# Requirements
The entries that follow should be written out exactly.

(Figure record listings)

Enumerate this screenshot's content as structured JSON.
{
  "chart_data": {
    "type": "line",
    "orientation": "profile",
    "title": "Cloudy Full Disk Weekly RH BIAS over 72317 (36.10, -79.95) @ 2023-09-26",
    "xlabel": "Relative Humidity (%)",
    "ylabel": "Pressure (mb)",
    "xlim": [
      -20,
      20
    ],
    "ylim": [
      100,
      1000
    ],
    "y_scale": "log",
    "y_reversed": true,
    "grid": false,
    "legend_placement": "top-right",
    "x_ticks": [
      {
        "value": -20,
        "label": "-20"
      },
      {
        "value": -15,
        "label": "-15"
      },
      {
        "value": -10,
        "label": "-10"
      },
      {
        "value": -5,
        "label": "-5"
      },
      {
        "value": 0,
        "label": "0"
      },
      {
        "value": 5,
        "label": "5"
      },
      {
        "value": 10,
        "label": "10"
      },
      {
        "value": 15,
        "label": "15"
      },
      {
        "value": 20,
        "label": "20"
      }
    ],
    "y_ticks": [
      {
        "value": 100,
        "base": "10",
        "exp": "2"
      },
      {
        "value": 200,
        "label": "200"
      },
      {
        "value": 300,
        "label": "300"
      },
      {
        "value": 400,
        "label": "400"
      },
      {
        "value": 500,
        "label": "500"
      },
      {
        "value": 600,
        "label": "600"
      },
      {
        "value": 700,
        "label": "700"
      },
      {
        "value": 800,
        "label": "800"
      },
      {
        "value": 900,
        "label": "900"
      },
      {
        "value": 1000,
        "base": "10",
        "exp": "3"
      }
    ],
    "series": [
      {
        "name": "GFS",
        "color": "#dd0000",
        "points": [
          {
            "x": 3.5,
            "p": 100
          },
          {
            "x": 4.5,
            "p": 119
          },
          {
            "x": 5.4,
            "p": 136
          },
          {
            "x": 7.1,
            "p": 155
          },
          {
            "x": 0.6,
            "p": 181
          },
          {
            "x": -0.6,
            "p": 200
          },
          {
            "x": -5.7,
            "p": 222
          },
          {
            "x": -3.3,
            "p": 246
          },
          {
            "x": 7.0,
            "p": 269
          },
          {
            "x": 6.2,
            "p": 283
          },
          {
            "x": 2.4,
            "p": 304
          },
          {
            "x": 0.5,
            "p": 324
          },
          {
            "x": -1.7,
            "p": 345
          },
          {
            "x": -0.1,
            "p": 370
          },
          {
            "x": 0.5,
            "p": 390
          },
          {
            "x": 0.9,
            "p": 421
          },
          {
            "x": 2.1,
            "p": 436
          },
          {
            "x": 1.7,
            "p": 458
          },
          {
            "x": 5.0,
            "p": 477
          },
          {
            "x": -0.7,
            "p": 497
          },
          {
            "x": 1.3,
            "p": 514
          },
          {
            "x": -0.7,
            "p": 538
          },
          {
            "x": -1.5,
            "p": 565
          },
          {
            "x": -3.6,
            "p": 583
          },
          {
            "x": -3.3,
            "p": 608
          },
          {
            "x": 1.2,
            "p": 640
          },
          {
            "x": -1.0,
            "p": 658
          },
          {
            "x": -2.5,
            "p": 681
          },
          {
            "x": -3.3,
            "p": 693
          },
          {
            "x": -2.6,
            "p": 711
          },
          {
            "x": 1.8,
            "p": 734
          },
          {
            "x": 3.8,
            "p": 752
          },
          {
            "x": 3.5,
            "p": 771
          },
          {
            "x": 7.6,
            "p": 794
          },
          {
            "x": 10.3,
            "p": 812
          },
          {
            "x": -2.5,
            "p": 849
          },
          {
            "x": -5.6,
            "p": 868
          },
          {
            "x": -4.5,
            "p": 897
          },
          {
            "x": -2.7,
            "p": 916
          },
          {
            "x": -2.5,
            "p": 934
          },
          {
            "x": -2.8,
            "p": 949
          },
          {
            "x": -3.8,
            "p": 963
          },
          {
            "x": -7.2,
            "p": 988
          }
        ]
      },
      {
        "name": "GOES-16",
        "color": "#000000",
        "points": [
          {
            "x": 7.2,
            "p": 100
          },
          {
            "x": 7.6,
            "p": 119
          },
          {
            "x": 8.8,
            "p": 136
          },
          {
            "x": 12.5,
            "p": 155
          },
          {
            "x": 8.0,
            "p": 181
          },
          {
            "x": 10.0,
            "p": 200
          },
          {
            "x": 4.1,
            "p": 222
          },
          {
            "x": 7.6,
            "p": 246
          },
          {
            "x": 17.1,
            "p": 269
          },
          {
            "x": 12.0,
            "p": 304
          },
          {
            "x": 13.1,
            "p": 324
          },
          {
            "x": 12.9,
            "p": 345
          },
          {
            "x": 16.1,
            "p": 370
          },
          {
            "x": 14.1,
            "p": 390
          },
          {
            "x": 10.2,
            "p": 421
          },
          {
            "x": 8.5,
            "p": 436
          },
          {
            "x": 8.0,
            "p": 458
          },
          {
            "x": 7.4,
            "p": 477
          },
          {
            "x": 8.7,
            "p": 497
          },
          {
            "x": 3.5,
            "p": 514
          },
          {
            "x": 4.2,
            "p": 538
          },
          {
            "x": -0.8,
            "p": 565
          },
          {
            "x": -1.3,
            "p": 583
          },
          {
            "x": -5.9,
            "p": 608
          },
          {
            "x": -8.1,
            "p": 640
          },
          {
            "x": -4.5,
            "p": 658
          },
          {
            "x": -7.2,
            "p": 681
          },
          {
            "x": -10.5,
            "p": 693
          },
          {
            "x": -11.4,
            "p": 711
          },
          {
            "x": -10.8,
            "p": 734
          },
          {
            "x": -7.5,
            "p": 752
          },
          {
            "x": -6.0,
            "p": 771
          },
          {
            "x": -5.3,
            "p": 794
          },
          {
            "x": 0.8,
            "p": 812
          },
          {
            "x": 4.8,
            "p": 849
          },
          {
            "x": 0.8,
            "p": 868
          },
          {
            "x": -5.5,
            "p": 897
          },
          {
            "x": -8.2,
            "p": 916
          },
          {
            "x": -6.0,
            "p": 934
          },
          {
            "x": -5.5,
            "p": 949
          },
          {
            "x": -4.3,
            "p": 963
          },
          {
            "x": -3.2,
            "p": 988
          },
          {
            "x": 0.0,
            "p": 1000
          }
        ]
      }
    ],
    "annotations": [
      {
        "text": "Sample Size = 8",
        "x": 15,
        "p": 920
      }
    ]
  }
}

# Output for this task
Enumerate this screenshot's content as structured JSON.
{
  "chart_data": {
    "type": "line",
    "orientation": "profile",
    "title": "Cloudy Full Disk Weekly RH BIAS over 72317 (36.10, -79.95) @ 2023-09-26",
    "xlabel": "Relative Humidity (%)",
    "ylabel": "Pressure (mb)",
    "xlim": [
      -20,
      20
    ],
    "ylim": [
      100,
      1000
    ],
    "y_scale": "log",
    "y_reversed": true,
    "grid": false,
    "legend_placement": "top-right",
    "x_ticks": [
      {
        "value": -20,
        "label": "-20"
      },
      {
        "value": -15,
        "label": "-15"
      },
      {
        "value": -10,
        "label": "-10"
      },
      {
        "value": -5,
        "label": "-5"
      },
      {
        "value": 0,
        "label": "0"
      },
      {
        "value": 5,
        "label": "5"
      },
      {
        "value": 10,
        "label": "10"
      },
      {
        "value": 15,
        "label": "15"
      },
      {
        "value": 20,
        "label": "20"
      }
    ],
    "y_ticks": [
      {
        "value": 100,
        "base": "10",
        "exp": "2"
      },
      {
        "value": 200,
        "label": "200"
      },
      {
        "value": 300,
        "label": "300"
      },
      {
        "value": 400,
        "label": "400"
      },
      {
        "value": 500,
        "label": "500"
      },
      {
        "value": 600,
        "label": "600"
      },
      {
        "value": 700,
        "label": "700"
      },
      {
        "value": 800,
        "label": "800"
      },
      {
        "value": 900,
        "label": "900"
      },
      {
        "value": 1000,
        "base": "10",
        "exp": "3"
      }
    ],
    "series": [
      {
        "name": "GFS",
        "color": "#dd0000",
        "points": [
          {
            "x": 3.5,
            "p": 100
          },
          {
            "x": 4.5,
            "p": 119
          },
          {
            "x": 5.4,
            "p": 136
          },
          {
            "x": 7.1,
            "p": 155
          },
          {
            "x": 0.6,
            "p": 181
          },
          {
            "x": -0.6,
            "p": 200
          },
          {
            "x": -5.7,
            "p": 222
          },
          {
            "x": -3.3,
            "p": 246
          },
          {
            "x": 7.0,
            "p": 269
          },
          {
            "x": 6.2,
            "p": 283
          },
          {
            "x": 2.4,
            "p": 304
          },
          {
            "x": 0.5,
            "p": 324
          },
          {
            "x": -1.7,
            "p": 345
          },
          {
            "x": -0.1,
            "p": 370
          },
          {
            "x": 0.5,
            "p": 390
          },
          {
            "x": 0.9,
            "p": 421
          },
          {
            "x": 2.1,
            "p": 436
          },
          {
            "x": 1.7,
            "p": 458
          },
          {
            "x": 5.0,
            "p": 477
          },
          {
            "x": -0.7,
            "p": 497
          },
          {
            "x": 1.3,
            "p": 514
          },
          {
            "x": -0.7,
            "p": 538
          },
          {
            "x": -1.5,
            "p": 565
          },
          {
            "x": -3.6,
            "p": 583
          },
          {
            "x": -3.3,
            "p": 608
          },
          {
            "x": 1.2,
            "p": 640
          },
          {
            "x": -1.0,
            "p": 658
          },
          {
            "x": -2.5,
            "p": 681
          },
          {
            "x": -3.3,
            "p": 693
          },
          {
            "x": -2.6,
            "p": 711
          },
          {
            "x": 1.8,
            "p": 734
          },
          {
            "x": 3.8,
            "p": 752
          },
          {
            "x": 3.5,
            "p": 771
          },
          {
            "x": 7.6,
            "p": 794
          },
          {
            "x": 10.3,
            "p": 812
          },
          {
            "x": -2.5,
            "p": 849
          },
          {
            "x": -5.6,
            "p": 868
          },
          {
            "x": -4.5,
            "p": 897
          },
          {
            "x": -2.7,
            "p": 916
          },
          {
            "x": -2.5,
            "p": 934
          },
          {
            "x": -2.8,
            "p": 949
          },
          {
            "x": -3.8,
            "p": 963
          },
          {
            "x": -7.2,
            "p": 988
          }
        ]
      },
      {
        "name": "GOES-16",
        "color": "#000000",
        "points": [
          {
            "x": 7.2,
            "p": 100
          },
          {
            "x": 7.6,
            "p": 119
          },
          {
            "x": 8.8,
            "p": 136
          },
          {
            "x": 12.5,
            "p": 155
          },
          {
            "x": 8.0,
            "p": 181
          },
          {
            "x": 10.0,
            "p": 200
          },
          {
            "x": 4.1,
            "p": 222
          },
          {
            "x": 7.6,
            "p": 246
          },
          {
            "x": 17.1,
            "p": 269
          },
          {
            "x": 12.0,
            "p": 304
          },
          {
            "x": 13.1,
            "p": 324
          },
          {
            "x": 12.9,
            "p": 345
          },
          {
            "x": 16.1,
            "p": 370
          },
          {
            "x": 14.1,
            "p": 390
          },
          {
            "x": 10.2,
            "p": 421
          },
          {
            "x": 8.5,
            "p": 436
          },
          {
            "x": 8.0,
            "p": 458
          },
          {
            "x": 7.4,
            "p": 477
          },
          {
            "x": 8.7,
            "p": 497
          },
          {
            "x": 3.5,
            "p": 514
          },
          {
            "x": 4.2,
            "p": 538
          },
          {
            "x": -0.8,
            "p": 565
          },
          {
            "x": -1.3,
            "p": 583
          },
          {
            "x": -5.9,
            "p": 608
          },
          {
            "x": -8.1,
            "p": 640
          },
          {
            "x": -4.5,
            "p": 658
          },
          {
            "x": -7.2,
            "p": 681
          },
          {
            "x": -10.5,
            "p": 693
          },
          {
            "x": -11.4,
            "p": 711
          },
          {
            "x": -10.8,
            "p": 734
          },
          {
            "x": -7.5,
            "p": 752
          },
          {
            "x": -6.0,
            "p": 771
          },
          {
            "x": -5.3,
            "p": 794
          },
          {
            "x": 0.8,
            "p": 812
          },
          {
            "x": 4.8,
            "p": 849
          },
          {
            "x": 0.8,
            "p": 868
          },
          {
            "x": -5.5,
            "p": 897
          },
          {
            "x": -8.2,
            "p": 916
          },
          {
            "x": -6.0,
            "p": 934
          },
          {
            "x": -5.5,
            "p": 949
          },
          {
            "x": -4.3,
            "p": 963
          },
          {
            "x": -3.2,
            "p": 988
          },
          {
            "x": 0.0,
            "p": 1000
          }
        ]
      }
    ],
    "annotations": [
      {
        "text": "Sample Size = 8",
        "x": 15,
        "p": 920
      }
    ]
  }
}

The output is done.